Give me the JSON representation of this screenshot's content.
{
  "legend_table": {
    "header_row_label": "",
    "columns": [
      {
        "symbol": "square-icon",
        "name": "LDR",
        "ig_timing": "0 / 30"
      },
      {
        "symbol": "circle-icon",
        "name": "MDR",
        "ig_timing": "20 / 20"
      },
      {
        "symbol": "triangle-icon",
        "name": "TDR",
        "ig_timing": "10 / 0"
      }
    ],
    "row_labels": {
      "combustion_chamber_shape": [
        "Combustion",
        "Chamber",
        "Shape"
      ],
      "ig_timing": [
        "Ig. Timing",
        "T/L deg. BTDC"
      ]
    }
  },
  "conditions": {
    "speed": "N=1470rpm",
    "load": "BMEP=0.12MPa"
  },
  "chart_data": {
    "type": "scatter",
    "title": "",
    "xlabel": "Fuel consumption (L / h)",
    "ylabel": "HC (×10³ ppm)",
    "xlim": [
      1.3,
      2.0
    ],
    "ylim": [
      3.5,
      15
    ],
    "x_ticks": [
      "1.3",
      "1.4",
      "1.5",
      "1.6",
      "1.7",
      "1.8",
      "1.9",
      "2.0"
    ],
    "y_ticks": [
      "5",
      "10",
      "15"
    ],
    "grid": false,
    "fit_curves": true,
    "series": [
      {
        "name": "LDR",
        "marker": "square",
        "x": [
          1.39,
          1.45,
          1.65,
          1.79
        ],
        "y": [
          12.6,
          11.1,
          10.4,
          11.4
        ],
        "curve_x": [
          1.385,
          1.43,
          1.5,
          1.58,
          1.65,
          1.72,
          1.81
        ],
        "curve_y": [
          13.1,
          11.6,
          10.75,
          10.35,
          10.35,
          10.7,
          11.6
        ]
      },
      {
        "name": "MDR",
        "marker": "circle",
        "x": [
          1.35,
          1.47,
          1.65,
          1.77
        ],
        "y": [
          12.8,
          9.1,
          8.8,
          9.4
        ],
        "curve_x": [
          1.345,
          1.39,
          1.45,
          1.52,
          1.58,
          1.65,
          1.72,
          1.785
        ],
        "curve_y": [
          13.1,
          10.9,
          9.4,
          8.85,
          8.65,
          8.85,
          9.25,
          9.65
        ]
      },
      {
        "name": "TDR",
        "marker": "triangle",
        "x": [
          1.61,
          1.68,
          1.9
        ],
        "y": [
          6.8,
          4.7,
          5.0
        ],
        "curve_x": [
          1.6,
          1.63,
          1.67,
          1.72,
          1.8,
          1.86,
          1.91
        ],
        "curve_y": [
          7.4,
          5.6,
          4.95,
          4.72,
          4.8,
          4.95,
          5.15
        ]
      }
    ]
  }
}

________________________________________

**THE PROBLEM:** Reproduce the listing shown above in its entirety, exactly.

**TASK RESULT:**
Give me the JSON representation of this screenshot's content.
{
  "legend_table": {
    "header_row_label": "",
    "columns": [
      {
        "symbol": "square-icon",
        "name": "LDR",
        "ig_timing": "0 / 30"
      },
      {
        "symbol": "circle-icon",
        "name": "MDR",
        "ig_timing": "20 / 20"
      },
      {
        "symbol": "triangle-icon",
        "name": "TDR",
        "ig_timing": "10 / 0"
      }
    ],
    "row_labels": {
      "combustion_chamber_shape": [
        "Combustion",
        "Chamber",
        "Shape"
      ],
      "ig_timing": [
        "Ig. Timing",
        "T/L deg. BTDC"
      ]
    }
  },
  "conditions": {
    "speed": "N=1470rpm",
    "load": "BMEP=0.12MPa"
  },
  "chart_data": {
    "type": "scatter",
    "title": "",
    "xlabel": "Fuel consumption (L / h)",
    "ylabel": "HC (×10³ ppm)",
    "xlim": [
      1.3,
      2.0
    ],
    "ylim": [
      3.5,
      15
    ],
    "x_ticks": [
      "1.3",
      "1.4",
      "1.5",
      "1.6",
      "1.7",
      "1.8",
      "1.9",
      "2.0"
    ],
    "y_ticks": [
      "5",
      "10",
      "15"
    ],
    "grid": false,
    "fit_curves": true,
    "series": [
      {
        "name": "LDR",
        "marker": "square",
        "x": [
          1.39,
          1.45,
          1.65,
          1.79
        ],
        "y": [
          12.6,
          11.1,
          10.4,
          11.4
        ],
        "curve_x": [
          1.385,
          1.43,
          1.5,
          1.58,
          1.65,
          1.72,
          1.81
        ],
        "curve_y": [
          13.1,
          11.6,
          10.75,
          10.35,
          10.35,
          10.7,
          11.6
        ]
      },
      {
        "name": "MDR",
        "marker": "circle",
        "x": [
          1.35,
          1.47,
          1.65,
          1.77
        ],
        "y": [
          12.8,
          9.1,
          8.8,
          9.4
        ],
        "curve_x": [
          1.345,
          1.39,
          1.45,
          1.52,
          1.58,
          1.65,
          1.72,
          1.785
        ],
        "curve_y": [
          13.1,
          10.9,
          9.4,
          8.85,
          8.65,
          8.85,
          9.25,
          9.65
        ]
      },
      {
        "name": "TDR",
        "marker": "triangle",
        "x": [
          1.61,
          1.68,
          1.9
        ],
        "y": [
          6.8,
          4.7,
          5.0
        ],
        "curve_x": [
          1.6,
          1.63,
          1.67,
          1.72,
          1.8,
          1.86,
          1.91
        ],
        "curve_y": [
          7.4,
          5.6,
          4.95,
          4.72,
          4.8,
          4.95,
          5.15
        ]
      }
    ]
  }
}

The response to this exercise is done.